## YOUR TASKS
1. Return, word for word, the stretch of the Iguazu Falls travel article from "When it’s 97" through "to the Falls.".
2. Resume the Iguazu Falls travel article after its last sentence.

── TEXT

Falling for Argentina (and Brazil)

 

 

By Judy Carmack Bross

 

 

 

Visitors on the Brazil side of Iguazu Falls view the Devil’s Throat cauldron.

 

“Argentina has the Falls, Brazil has the view.”

 

When it’s 97 degrees, a boat trip under the Iguazu Falls in Argentina and Brazil is yet another way you welcome this natural wonder of the world that led Eleanor Roosevelt to say “poor Niagara” when she visited. 

 

The Argentine side of the Iguazu Falls whose name means “big water”. 

 

The ultimate splash zone—where your clothes dry quickly in the heat and you are off to see more of the 275 individual waterfalls— which followed sophisticated Buenos Aires now in late springtime convinced me that there’s no country I’d rather visit whether soaking wet under the falls or strolling blossom-filled boulevards.

 

The coatimundi makes his presence known as we head to the Falls.

 

Peaceful iguanas are everywhere.

────
── RECORDS SHOWN

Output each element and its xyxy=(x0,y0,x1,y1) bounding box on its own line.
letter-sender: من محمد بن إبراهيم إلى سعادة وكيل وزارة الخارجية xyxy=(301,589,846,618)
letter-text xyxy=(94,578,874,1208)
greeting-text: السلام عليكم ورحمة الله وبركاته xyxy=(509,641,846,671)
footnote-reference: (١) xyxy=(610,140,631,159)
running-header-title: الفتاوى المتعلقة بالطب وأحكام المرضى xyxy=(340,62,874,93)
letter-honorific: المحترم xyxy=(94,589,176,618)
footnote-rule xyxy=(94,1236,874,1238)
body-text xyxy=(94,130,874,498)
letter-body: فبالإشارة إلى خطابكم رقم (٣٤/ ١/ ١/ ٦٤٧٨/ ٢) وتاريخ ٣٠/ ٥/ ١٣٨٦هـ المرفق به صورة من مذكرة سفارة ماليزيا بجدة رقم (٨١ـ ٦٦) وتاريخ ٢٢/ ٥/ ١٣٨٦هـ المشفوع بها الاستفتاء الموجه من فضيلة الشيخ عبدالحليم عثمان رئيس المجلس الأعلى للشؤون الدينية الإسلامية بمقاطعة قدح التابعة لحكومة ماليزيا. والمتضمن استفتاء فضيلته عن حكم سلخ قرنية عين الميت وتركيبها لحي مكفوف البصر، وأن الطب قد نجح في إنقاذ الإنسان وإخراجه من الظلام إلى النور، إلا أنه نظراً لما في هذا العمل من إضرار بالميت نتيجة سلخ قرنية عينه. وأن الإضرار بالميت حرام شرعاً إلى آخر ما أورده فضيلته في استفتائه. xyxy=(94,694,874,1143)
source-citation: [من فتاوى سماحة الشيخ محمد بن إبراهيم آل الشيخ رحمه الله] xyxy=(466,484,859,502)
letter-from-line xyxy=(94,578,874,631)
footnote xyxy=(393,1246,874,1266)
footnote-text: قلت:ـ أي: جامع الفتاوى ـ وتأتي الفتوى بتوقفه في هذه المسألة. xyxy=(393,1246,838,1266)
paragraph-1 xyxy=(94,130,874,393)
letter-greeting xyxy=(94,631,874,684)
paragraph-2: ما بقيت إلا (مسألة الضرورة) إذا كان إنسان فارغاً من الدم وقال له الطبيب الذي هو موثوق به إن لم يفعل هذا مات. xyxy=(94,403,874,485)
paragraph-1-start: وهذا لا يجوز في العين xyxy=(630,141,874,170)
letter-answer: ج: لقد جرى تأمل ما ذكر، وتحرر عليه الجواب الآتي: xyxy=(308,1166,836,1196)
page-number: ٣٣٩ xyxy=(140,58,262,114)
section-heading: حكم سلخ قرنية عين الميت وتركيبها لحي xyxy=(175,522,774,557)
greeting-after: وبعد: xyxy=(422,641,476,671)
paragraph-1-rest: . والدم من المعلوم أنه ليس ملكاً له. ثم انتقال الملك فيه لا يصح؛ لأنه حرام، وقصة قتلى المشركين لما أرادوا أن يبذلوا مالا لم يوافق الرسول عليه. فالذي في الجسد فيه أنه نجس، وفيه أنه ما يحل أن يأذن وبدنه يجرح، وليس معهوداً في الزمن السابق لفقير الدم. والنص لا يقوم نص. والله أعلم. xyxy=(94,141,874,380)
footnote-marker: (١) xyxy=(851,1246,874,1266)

────

## RESULTS OF THE TASKS
1.
When it’s 97 degrees, a boat trip under the Iguazu Falls in Argentina and Brazil is yet another way you welcome this natural wonder of the world that led Eleanor Roosevelt to say “poor Niagara” when she visited. 

 

The Argentine side of the Iguazu Falls whose name means “big water”. 

 

The ultimate splash zone—where your clothes dry quickly in the heat and you are off to see more of the 275 individual waterfalls— which followed sophisticated Buenos Aires now in late springtime convinced me that there’s no country I’d rather visit whether soaking wet under the falls or strolling blossom-filled boulevards.

 

The coatimundi makes his presence known as we head to the Falls.

2.
Taller than Niagara and wider than Victoria Falls in Zimbabwe and Zambia, Iguazu Falls is often revered as the world’s most spectacular waterfall and is one of the seven natural wonders of the world. Situated on the triple frontier of Brazil, Argentina and Paraguay which you can see in the distance, Iguazu Falls spans an almost two-mile width.  A UNESCO World Heritage site with an incredible u-shaped chasm called Devil’s Throat, it offers a bird sanctuary where you are in direct contact with almost 1500 winged creatures in high-ceiling habitats, and hotels in the rain forest with spa amenities.

Toucans kept an eye on us, while parrots, macaws and scarlet ibis showed their Technicolor feathers.

 

The plush-crested Jay flitted back and forth close to the Falls.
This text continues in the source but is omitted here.